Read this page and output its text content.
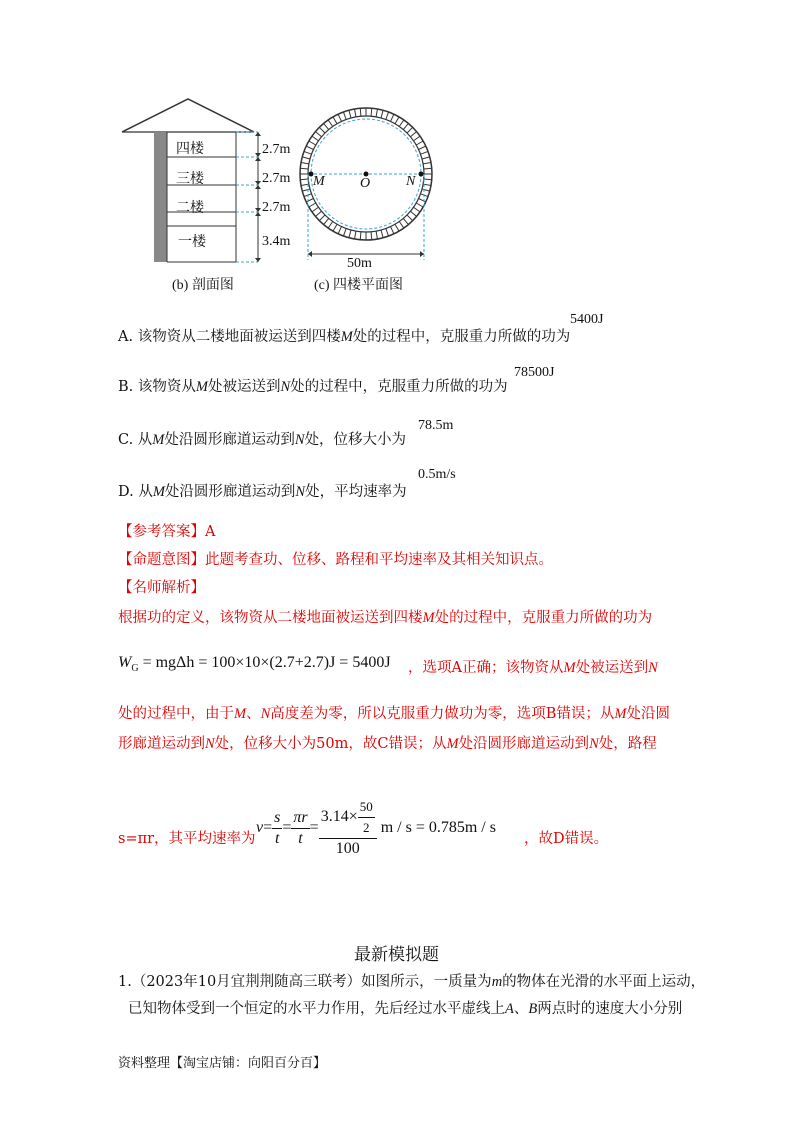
四楼
三楼
二楼
一楼
2.7m
2.7m
2.7m
3.4m
(b) 剖面图
M	O	N
50m
(c) 四楼平面图
A. 该物资从二楼地面被运送到四楼M处的过程中，克服重力所做的功为
5400J
B. 该物资从M处被运送到N处的过程中，克服重力所做的功为
78500J
C. 从M处沿圆形廊道运动到N处，位移大小为
78.5m
D. 从M处沿圆形廊道运动到N处，平均速率为
0.5m/s
【参考答案】A
【命题意图】此题考查功、位移、路程和平均速率及其相关知识点。
【名师解析】
根据功的定义，该物资从二楼地面被运送到四楼M处的过程中，克服重力所做的功为
$W_G = mg\Delta h = 100\times 10\times(2.7+2.7)J = 5400J$ ，选项A正确；该物资从M处被运送到N
处的过程中，由于M、N高度差为零，所以克服重力做功为零，选项B错误；从M处沿圆
形廊道运动到N处，位移大小为50m，故C错误；从M处沿圆形廊道运动到N处，路程
s=πr，其平均速率为
$v = \frac{s}{t} = \frac{\pi r}{t} = \frac{3.14\times \frac{50}{2}}{100}$
m / s = 0.785m / s
，故D错误。
最新模拟题
1.（2023年10月宜荆荆随高三联考）如图所示，一质量为m的物体在光滑的水平面上运动，
已知物体受到一个恒定的水平力作用，先后经过水平虚线上A、B两点时的速度大小分别
资料整理【淘宝店铺：向阳百分百】
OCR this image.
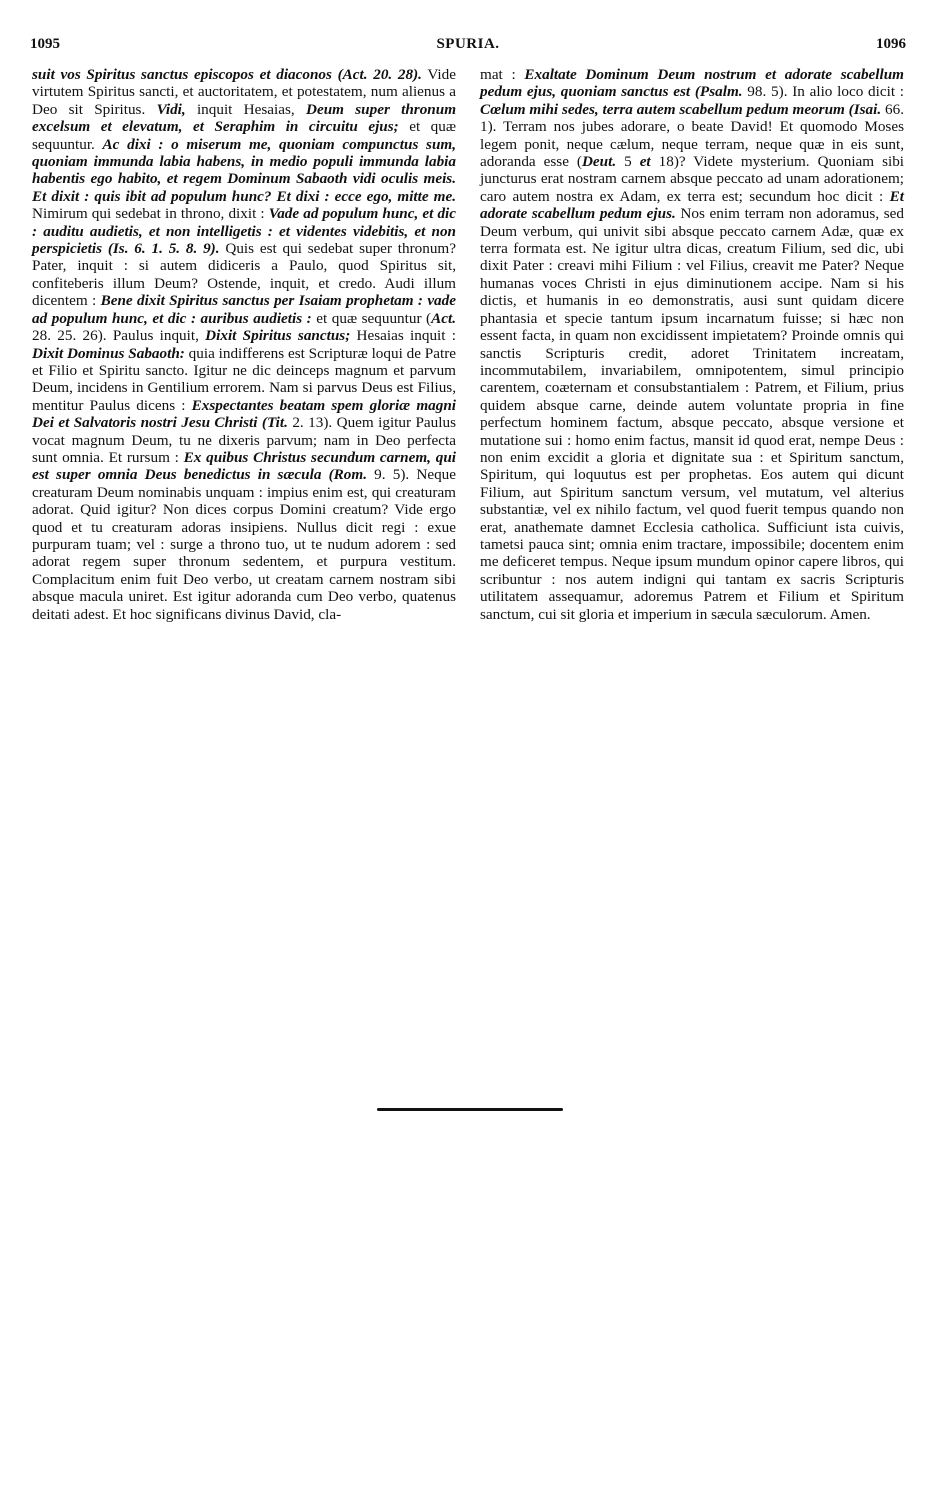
1095	SPURIA.	1096

suit vos Spiritus sanctus episcopos et diaconos (Act. 20. 28). Vide virtutem Spiritus sancti, et auctoritatem, et potestatem, num alienus a Deo sit Spiritus. Vidi, inquit Hesaias, Deum super thronum excelsum et elevatum, et Seraphim in circuitu ejus; et quæ sequuntur. Ac dixi : o miserum me, quoniam compunctus sum, quoniam immunda labia habens, in medio populi immunda labia habentis ego habito, et regem Dominum Sabaoth vidi oculis meis. Et dixit : quis ibit ad populum hunc? Et dixi : ecce ego, mitte me. Nimirum qui sedebat in throno, dixit : Vade ad populum hunc, et dic : auditu audietis, et non intelligetis : et videntes videbitis, et non perspicietis (Is. 6. 1. 5. 8. 9). Quis est qui sedebat super thronum? Pater, inquit : si autem didiceris a Paulo, quod Spiritus sit, confiteberis illum Deum? Ostende, inquit, et credo. Audi illum dicentem : Bene dixit Spiritus sanctus per Isaiam prophetam : vade ad populum hunc, et dic : auribus audietis : et quæ sequuntur (Act. 28. 25. 26). Paulus inquit, Dixit Spiritus sanctus; Hesaias inquit : Dixit Dominus Sabaoth: quia indifferens est Scripturæ loqui de Patre et Filio et Spiritu sancto. Igitur ne dic deinceps magnum et parvum Deum, incidens in Gentilium errorem. Nam si parvus Deus est Filius, mentitur Paulus dicens : Exspectantes beatam spem gloriæ magni Dei et Salvatoris nostri Jesu Christi (Tit. 2. 13). Quem igitur Paulus vocat magnum Deum, tu ne dixeris parvum; nam in Deo perfecta sunt omnia. Et rursum : Ex quibus Christus secundum carnem, qui est super omnia Deus benedictus in sæcula (Rom. 9. 5). Neque creaturam Deum nominabis unquam : impius enim est, qui creaturam adorat. Quid igitur? Non dices corpus Domini creatum? Vide ergo quod et tu creaturam adoras insipiens. Nullus dicit regi : exue purpuram tuam; vel : surge a throno tuo, ut te nudum adorem : sed adorat regem super thronum sedentem, et purpura vestitum. Complacitum enim fuit Deo verbo, ut creatam carnem nostram sibi absque macula uniret. Est igitur adoranda cum Deo verbo, quatenus deitati adest. Et hoc significans divinus David, cla-

mat : Exaltate Dominum Deum nostrum et adorate scabellum pedum ejus, quoniam sanctus est (Psalm. 98. 5). In alio loco dicit : Cœlum mihi sedes, terra autem scabellum pedum meorum (Isai. 66. 1). Terram nos jubes adorare, o beate David! Et quomodo Moses legem ponit, neque cælum, neque terram, neque quæ in eis sunt, adoranda esse (Deut. 5 et 18)? Videte mysterium. Quoniam sibi juncturus erat nostram carnem absque peccato ad unam adorationem; caro autem nostra ex Adam, ex terra est; secundum hoc dicit : Et adorate scabellum pedum ejus. Nos enim terram non adoramus, sed Deum verbum, qui univit sibi absque peccato carnem Adæ, quæ ex terra formata est. Ne igitur ultra dicas, creatum Filium, sed dic, ubi dixit Pater : creavi mihi Filium : vel Filius, creavit me Pater? Neque humanas voces Christi in ejus diminutionem accipe. Nam si his dictis, et humanis in eo demonstratis, ausi sunt quidam dicere phantasia et specie tantum ipsum incarnatum fuisse; si hæc non essent facta, in quam non excidissent impietatem? Proinde omnis qui sanctis Scripturis credit, adoret Trinitatem increatam, incommutabilem, invariabilem, omnipotentem, simul principio carentem, coæternam et consubstantialem : Patrem, et Filium, prius quidem absque carne, deinde autem voluntate propria in fine perfectum hominem factum, absque peccato, absque versione et mutatione sui : homo enim factus, mansit id quod erat, nempe Deus : non enim excidit a gloria et dignitate sua : et Spiritum sanctum, Spiritum, qui loquutus est per prophetas. Eos autem qui dicunt Filium, aut Spiritum sanctum versum, vel mutatum, vel alterius substantiæ, vel ex nihilo factum, vel quod fuerit tempus quando non erat, anathemate damnet Ecclesia catholica. Sufficiunt ista cuivis, tametsi pauca sint; omnia enim tractare, impossibile; docentem enim me deficeret tempus. Neque ipsum mundum opinor capere libros, qui scribuntur : nos autem indigni qui tantam ex sacris Scripturis utilitatem assequamur, adoremus Patrem et Filium et Spiritum sanctum, cui sit gloria et imperium in sæcula sæculorum. Amen.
....
» **INSTRUCTIONS FOR THE TASK**
Which lines of the data include "克服重力所做的功为"? Copy each of them.

» **RESULT OF THE TASK**
A. 该物资从二楼地面被运送到四楼M处的过程中，克服重力所做的功为
B. 该物资从M处被运送到N处的过程中，克服重力所做的功为
根据功的定义，该物资从二楼地面被运送到四楼M处的过程中，克服重力所做的功为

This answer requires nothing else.